◆ Exercise brief ◆
Retype the data below without altering anything.

+ + + + + + +

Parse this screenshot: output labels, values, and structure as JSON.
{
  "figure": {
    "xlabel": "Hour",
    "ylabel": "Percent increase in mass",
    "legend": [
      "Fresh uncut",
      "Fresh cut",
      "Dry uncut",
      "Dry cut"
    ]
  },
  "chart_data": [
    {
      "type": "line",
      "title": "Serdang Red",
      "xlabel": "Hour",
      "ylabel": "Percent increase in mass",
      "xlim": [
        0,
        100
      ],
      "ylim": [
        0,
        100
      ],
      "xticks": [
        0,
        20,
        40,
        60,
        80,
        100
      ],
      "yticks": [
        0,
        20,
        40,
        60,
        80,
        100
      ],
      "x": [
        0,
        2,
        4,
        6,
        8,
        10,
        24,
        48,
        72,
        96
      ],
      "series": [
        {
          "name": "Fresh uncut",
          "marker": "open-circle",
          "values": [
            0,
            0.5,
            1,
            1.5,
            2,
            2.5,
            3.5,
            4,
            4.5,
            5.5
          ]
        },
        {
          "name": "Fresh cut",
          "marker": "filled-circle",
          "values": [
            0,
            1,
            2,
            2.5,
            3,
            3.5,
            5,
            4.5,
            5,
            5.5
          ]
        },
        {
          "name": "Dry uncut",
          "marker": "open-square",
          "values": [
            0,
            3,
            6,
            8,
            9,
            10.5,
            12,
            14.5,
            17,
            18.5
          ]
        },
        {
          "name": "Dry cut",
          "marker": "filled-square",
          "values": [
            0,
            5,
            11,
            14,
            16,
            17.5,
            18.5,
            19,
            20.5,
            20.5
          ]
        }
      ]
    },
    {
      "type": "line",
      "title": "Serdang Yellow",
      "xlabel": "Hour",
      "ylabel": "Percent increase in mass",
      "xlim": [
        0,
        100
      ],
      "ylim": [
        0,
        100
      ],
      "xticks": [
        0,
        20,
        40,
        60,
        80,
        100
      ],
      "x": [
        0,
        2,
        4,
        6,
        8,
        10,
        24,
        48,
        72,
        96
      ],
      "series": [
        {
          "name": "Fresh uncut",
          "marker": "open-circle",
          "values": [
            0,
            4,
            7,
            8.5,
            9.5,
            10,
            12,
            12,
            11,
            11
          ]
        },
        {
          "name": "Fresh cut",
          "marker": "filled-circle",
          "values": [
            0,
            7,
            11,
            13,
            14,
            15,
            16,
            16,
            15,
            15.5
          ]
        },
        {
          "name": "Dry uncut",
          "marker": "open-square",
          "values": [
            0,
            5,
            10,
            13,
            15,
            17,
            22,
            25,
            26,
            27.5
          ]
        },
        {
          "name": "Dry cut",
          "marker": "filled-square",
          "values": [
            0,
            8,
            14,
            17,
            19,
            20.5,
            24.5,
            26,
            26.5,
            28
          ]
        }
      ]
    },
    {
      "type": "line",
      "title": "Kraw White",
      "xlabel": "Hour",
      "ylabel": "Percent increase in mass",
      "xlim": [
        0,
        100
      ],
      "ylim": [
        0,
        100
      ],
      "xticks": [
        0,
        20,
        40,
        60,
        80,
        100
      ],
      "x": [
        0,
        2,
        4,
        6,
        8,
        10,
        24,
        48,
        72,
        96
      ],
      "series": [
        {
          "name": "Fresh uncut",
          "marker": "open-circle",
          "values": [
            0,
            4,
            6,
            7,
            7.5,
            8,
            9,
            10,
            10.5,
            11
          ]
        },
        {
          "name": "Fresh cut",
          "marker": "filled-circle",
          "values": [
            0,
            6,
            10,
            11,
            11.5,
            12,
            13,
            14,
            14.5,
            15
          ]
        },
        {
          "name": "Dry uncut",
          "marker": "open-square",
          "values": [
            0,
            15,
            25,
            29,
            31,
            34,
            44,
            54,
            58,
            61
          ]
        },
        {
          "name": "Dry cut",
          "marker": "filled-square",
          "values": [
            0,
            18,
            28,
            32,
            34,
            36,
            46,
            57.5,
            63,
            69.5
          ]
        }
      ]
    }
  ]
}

+ + + + + + +

◆ Full answer ◆
Parse this screenshot: output labels, values, and structure as JSON.
{
  "figure": {
    "xlabel": "Hour",
    "ylabel": "Percent increase in mass",
    "legend": [
      "Fresh uncut",
      "Fresh cut",
      "Dry uncut",
      "Dry cut"
    ]
  },
  "chart_data": [
    {
      "type": "line",
      "title": "Serdang Red",
      "xlabel": "Hour",
      "ylabel": "Percent increase in mass",
      "xlim": [
        0,
        100
      ],
      "ylim": [
        0,
        100
      ],
      "xticks": [
        0,
        20,
        40,
        60,
        80,
        100
      ],
      "yticks": [
        0,
        20,
        40,
        60,
        80,
        100
      ],
      "x": [
        0,
        2,
        4,
        6,
        8,
        10,
        24,
        48,
        72,
        96
      ],
      "series": [
        {
          "name": "Fresh uncut",
          "marker": "open-circle",
          "values": [
            0,
            0.5,
            1,
            1.5,
            2,
            2.5,
            3.5,
            4,
            4.5,
            5.5
          ]
        },
        {
          "name": "Fresh cut",
          "marker": "filled-circle",
          "values": [
            0,
            1,
            2,
            2.5,
            3,
            3.5,
            5,
            4.5,
            5,
            5.5
          ]
        },
        {
          "name": "Dry uncut",
          "marker": "open-square",
          "values": [
            0,
            3,
            6,
            8,
            9,
            10.5,
            12,
            14.5,
            17,
            18.5
          ]
        },
        {
          "name": "Dry cut",
          "marker": "filled-square",
          "values": [
            0,
            5,
            11,
            14,
            16,
            17.5,
            18.5,
            19,
            20.5,
            20.5
          ]
        }
      ]
    },
    {
      "type": "line",
      "title": "Serdang Yellow",
      "xlabel": "Hour",
      "ylabel": "Percent increase in mass",
      "xlim": [
        0,
        100
      ],
      "ylim": [
        0,
        100
      ],
      "xticks": [
        0,
        20,
        40,
        60,
        80,
        100
      ],
      "x": [
        0,
        2,
        4,
        6,
        8,
        10,
        24,
        48,
        72,
        96
      ],
      "series": [
        {
          "name": "Fresh uncut",
          "marker": "open-circle",
          "values": [
            0,
            4,
            7,
            8.5,
            9.5,
            10,
            12,
            12,
            11,
            11
          ]
        },
        {
          "name": "Fresh cut",
          "marker": "filled-circle",
          "values": [
            0,
            7,
            11,
            13,
            14,
            15,
            16,
            16,
            15,
            15.5
          ]
        },
        {
          "name": "Dry uncut",
          "marker": "open-square",
          "values": [
            0,
            5,
            10,
            13,
            15,
            17,
            22,
            25,
            26,
            27.5
          ]
        },
        {
          "name": "Dry cut",
          "marker": "filled-square",
          "values": [
            0,
            8,
            14,
            17,
            19,
            20.5,
            24.5,
            26,
            26.5,
            28
          ]
        }
      ]
    },
    {
      "type": "line",
      "title": "Kraw White",
      "xlabel": "Hour",
      "ylabel": "Percent increase in mass",
      "xlim": [
        0,
        100
      ],
      "ylim": [
        0,
        100
      ],
      "xticks": [
        0,
        20,
        40,
        60,
        80,
        100
      ],
      "x": [
        0,
        2,
        4,
        6,
        8,
        10,
        24,
        48,
        72,
        96
      ],
      "series": [
        {
          "name": "Fresh uncut",
          "marker": "open-circle",
          "values": [
            0,
            4,
            6,
            7,
            7.5,
            8,
            9,
            10,
            10.5,
            11
          ]
        },
        {
          "name": "Fresh cut",
          "marker": "filled-circle",
          "values": [
            0,
            6,
            10,
            11,
            11.5,
            12,
            13,
            14,
            14.5,
            15
          ]
        },
        {
          "name": "Dry uncut",
          "marker": "open-square",
          "values": [
            0,
            15,
            25,
            29,
            31,
            34,
            44,
            54,
            58,
            61
          ]
        },
        {
          "name": "Dry cut",
          "marker": "filled-square",
          "values": [
            0,
            18,
            28,
            32,
            34,
            36,
            46,
            57.5,
            63,
            69.5
          ]
        }
      ]
    }
  ]
}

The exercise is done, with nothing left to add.